** begin **
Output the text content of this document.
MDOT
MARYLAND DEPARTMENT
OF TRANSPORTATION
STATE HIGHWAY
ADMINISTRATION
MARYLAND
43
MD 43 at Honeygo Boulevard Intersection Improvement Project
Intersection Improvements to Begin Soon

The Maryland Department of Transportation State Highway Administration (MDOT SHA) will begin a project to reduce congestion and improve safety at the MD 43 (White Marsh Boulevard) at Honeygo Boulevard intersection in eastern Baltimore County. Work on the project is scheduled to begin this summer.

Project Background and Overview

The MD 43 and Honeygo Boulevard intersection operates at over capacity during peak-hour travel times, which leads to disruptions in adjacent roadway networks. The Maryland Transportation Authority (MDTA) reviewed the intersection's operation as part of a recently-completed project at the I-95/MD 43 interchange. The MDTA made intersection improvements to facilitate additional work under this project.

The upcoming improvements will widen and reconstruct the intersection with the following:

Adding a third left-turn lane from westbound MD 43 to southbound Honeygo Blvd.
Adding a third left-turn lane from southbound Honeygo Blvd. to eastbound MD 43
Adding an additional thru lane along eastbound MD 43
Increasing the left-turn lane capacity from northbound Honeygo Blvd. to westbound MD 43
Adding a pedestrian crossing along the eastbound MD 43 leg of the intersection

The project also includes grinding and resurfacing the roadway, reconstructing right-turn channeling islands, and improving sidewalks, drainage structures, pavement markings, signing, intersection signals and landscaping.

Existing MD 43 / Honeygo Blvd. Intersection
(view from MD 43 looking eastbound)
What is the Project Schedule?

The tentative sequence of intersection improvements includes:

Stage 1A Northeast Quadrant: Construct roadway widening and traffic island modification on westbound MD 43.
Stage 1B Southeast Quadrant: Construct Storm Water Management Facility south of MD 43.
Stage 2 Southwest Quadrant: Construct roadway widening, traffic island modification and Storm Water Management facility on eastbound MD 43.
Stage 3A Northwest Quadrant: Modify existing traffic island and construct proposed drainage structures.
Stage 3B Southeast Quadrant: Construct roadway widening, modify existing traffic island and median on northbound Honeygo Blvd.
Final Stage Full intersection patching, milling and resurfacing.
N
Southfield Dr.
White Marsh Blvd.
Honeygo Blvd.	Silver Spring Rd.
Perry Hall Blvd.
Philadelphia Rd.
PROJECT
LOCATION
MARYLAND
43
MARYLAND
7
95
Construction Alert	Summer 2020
** end **
OBJECTIVE – Reproduce the entries above exactly.

TASK RESPONSE –
Output the text content of this document.
MDOT
MARYLAND DEPARTMENT
OF TRANSPORTATION
STATE HIGHWAY
ADMINISTRATION
MARYLAND
43
MD 43 at Honeygo Boulevard Intersection Improvement Project
Intersection Improvements to Begin Soon

The Maryland Department of Transportation State Highway Administration (MDOT SHA) will begin a project to reduce congestion and improve safety at the MD 43 (White Marsh Boulevard) at Honeygo Boulevard intersection in eastern Baltimore County. Work on the project is scheduled to begin this summer.

Project Background and Overview

The MD 43 and Honeygo Boulevard intersection operates at over capacity during peak-hour travel times, which leads to disruptions in adjacent roadway networks. The Maryland Transportation Authority (MDTA) reviewed the intersection's operation as part of a recently-completed project at the I-95/MD 43 interchange. The MDTA made intersection improvements to facilitate additional work under this project.

The upcoming improvements will widen and reconstruct the intersection with the following:

Adding a third left-turn lane from westbound MD 43 to southbound Honeygo Blvd.
Adding a third left-turn lane from southbound Honeygo Blvd. to eastbound MD 43
Adding an additional thru lane along eastbound MD 43
Increasing the left-turn lane capacity from northbound Honeygo Blvd. to westbound MD 43
Adding a pedestrian crossing along the eastbound MD 43 leg of the intersection

The project also includes grinding and resurfacing the roadway, reconstructing right-turn channeling islands, and improving sidewalks, drainage structures, pavement markings, signing, intersection signals and landscaping.

Existing MD 43 / Honeygo Blvd. Intersection
(view from MD 43 looking eastbound)
What is the Project Schedule?

The tentative sequence of intersection improvements includes:

Stage 1A Northeast Quadrant: Construct roadway widening and traffic island modification on westbound MD 43.
Stage 1B Southeast Quadrant: Construct Storm Water Management Facility south of MD 43.
Stage 2 Southwest Quadrant: Construct roadway widening, traffic island modification and Storm Water Management facility on eastbound MD 43.
Stage 3A Northwest Quadrant: Modify existing traffic island and construct proposed drainage structures.
Stage 3B Southeast Quadrant: Construct roadway widening, modify existing traffic island and median on northbound Honeygo Blvd.
Final Stage Full intersection patching, milling and resurfacing.
N
Southfield Dr.
White Marsh Blvd.
Honeygo Blvd.	Silver Spring Rd.
Perry Hall Blvd.
Philadelphia Rd.
PROJECT
LOCATION
MARYLAND
43
MARYLAND
7
95
Construction Alert	Summer 2020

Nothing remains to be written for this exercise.